— START EXTRACTED INFORMATION —

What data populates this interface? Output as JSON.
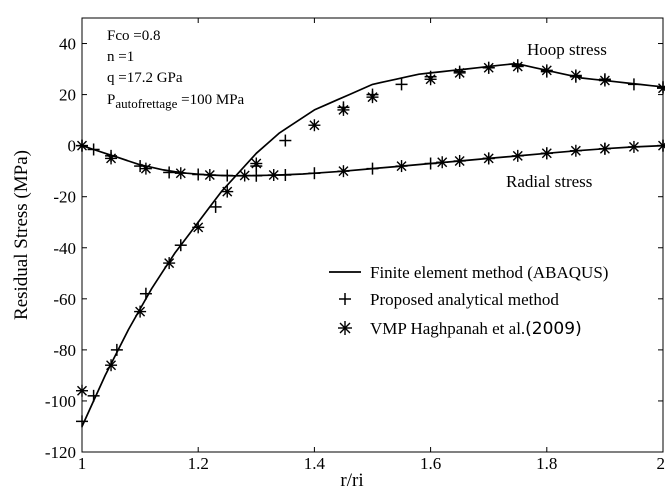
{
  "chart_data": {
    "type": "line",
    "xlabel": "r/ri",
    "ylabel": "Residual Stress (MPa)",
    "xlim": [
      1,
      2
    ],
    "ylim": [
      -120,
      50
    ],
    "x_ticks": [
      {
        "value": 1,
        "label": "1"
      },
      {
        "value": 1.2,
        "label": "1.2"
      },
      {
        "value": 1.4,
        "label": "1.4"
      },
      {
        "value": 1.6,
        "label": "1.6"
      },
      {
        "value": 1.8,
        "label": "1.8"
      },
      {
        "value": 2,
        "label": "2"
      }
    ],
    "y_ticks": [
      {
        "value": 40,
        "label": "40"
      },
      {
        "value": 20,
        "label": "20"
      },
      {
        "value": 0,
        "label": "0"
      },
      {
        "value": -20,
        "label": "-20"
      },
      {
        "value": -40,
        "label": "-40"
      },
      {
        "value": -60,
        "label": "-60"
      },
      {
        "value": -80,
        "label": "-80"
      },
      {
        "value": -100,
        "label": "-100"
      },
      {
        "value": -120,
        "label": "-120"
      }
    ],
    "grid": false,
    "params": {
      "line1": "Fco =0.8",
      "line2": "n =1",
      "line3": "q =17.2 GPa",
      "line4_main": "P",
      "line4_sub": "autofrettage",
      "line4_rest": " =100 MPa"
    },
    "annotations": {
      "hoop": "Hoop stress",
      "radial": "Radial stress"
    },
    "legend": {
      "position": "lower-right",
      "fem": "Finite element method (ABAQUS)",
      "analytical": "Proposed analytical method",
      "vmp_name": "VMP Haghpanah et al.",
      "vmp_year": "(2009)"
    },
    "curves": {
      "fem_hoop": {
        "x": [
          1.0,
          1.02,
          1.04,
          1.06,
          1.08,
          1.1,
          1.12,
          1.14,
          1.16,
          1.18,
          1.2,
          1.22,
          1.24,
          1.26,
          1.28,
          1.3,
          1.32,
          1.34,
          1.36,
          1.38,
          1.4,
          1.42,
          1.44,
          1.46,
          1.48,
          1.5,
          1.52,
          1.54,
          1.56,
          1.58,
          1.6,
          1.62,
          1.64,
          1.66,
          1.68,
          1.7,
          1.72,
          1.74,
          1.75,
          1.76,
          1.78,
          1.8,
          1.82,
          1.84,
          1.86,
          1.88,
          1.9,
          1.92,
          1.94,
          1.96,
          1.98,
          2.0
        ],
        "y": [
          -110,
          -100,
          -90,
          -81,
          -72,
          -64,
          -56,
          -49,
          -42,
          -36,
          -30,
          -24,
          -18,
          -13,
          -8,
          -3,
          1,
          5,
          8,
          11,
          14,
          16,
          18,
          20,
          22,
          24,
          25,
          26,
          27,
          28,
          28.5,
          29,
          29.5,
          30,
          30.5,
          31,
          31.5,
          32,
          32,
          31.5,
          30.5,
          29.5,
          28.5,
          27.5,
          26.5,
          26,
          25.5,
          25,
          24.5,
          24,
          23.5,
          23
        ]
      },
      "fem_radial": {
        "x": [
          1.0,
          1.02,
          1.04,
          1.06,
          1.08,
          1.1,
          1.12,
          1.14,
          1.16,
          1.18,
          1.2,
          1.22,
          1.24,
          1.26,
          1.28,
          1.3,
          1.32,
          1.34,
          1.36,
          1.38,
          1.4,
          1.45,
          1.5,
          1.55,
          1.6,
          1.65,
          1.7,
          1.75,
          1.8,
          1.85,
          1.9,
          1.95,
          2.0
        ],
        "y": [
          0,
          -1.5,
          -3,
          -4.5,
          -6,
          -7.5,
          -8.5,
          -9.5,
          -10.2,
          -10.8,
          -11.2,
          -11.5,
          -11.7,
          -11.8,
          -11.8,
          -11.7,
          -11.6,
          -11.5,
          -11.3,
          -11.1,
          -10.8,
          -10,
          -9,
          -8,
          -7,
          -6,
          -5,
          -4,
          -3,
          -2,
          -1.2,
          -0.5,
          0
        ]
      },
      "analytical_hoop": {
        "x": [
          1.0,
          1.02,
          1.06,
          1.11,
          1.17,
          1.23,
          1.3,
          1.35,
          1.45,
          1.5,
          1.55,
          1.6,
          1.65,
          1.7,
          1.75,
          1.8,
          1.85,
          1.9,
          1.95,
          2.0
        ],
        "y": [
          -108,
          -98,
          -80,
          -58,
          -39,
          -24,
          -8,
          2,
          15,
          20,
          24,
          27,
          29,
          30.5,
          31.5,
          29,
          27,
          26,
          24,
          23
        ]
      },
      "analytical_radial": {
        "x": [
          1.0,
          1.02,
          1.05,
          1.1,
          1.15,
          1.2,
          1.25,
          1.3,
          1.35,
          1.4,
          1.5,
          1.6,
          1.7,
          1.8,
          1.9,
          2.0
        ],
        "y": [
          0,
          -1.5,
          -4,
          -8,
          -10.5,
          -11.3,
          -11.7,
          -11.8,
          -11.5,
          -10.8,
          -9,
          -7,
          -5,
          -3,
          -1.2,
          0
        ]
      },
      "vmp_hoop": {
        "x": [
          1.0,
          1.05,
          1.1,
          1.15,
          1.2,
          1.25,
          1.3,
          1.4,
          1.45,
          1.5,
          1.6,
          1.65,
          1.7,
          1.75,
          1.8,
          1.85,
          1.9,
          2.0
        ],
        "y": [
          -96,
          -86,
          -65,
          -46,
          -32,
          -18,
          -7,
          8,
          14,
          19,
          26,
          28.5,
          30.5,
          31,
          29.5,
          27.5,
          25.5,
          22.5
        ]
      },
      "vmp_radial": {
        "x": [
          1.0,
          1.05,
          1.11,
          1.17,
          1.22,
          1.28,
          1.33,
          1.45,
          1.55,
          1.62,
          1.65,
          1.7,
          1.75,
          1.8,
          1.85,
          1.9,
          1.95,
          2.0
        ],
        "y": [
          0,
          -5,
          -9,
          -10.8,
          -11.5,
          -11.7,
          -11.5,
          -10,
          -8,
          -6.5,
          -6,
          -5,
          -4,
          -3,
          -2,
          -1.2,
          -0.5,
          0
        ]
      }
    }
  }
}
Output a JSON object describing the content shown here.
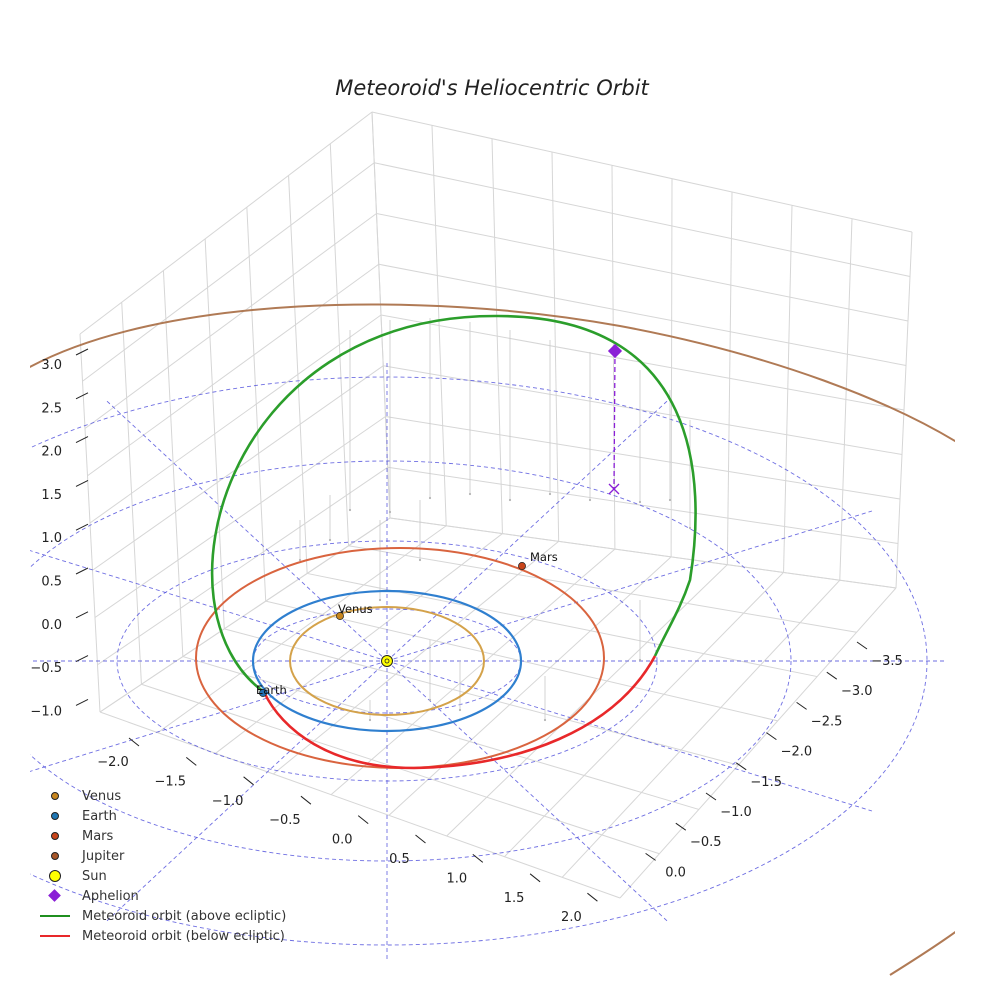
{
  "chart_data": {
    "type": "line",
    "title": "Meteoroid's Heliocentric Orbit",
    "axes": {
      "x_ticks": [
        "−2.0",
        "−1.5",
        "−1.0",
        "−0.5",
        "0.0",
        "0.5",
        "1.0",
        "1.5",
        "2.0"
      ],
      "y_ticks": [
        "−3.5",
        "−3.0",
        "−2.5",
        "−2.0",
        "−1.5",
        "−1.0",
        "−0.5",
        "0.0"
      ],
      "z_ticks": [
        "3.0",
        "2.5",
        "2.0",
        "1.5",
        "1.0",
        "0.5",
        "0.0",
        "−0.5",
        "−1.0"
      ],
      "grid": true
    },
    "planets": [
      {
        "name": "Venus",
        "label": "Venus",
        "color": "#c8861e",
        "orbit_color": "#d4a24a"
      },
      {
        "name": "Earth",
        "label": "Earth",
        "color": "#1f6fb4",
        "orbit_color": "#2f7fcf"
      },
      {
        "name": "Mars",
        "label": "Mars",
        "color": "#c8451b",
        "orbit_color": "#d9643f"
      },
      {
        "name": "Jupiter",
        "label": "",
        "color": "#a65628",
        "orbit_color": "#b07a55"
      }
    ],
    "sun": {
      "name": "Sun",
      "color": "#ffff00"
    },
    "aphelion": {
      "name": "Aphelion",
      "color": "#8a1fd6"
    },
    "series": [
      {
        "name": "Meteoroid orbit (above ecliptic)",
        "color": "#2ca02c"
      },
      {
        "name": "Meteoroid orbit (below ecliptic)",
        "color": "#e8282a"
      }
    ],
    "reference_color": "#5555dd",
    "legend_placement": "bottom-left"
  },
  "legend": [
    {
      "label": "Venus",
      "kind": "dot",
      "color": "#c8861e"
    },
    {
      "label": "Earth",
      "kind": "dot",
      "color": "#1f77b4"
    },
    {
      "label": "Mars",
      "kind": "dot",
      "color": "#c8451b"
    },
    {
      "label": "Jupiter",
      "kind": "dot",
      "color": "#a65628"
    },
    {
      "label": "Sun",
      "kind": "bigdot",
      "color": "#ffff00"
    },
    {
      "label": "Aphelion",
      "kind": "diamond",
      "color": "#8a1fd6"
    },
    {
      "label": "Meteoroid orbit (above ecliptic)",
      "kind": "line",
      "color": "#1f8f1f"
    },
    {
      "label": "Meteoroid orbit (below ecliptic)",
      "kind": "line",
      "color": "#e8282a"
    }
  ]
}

— END EXTRACTED INFORMATION —

SET EXERCISE: Only the number is wanted: how many lines of the data contain the word "ecliptic"?

OUTPUT BELOW: 4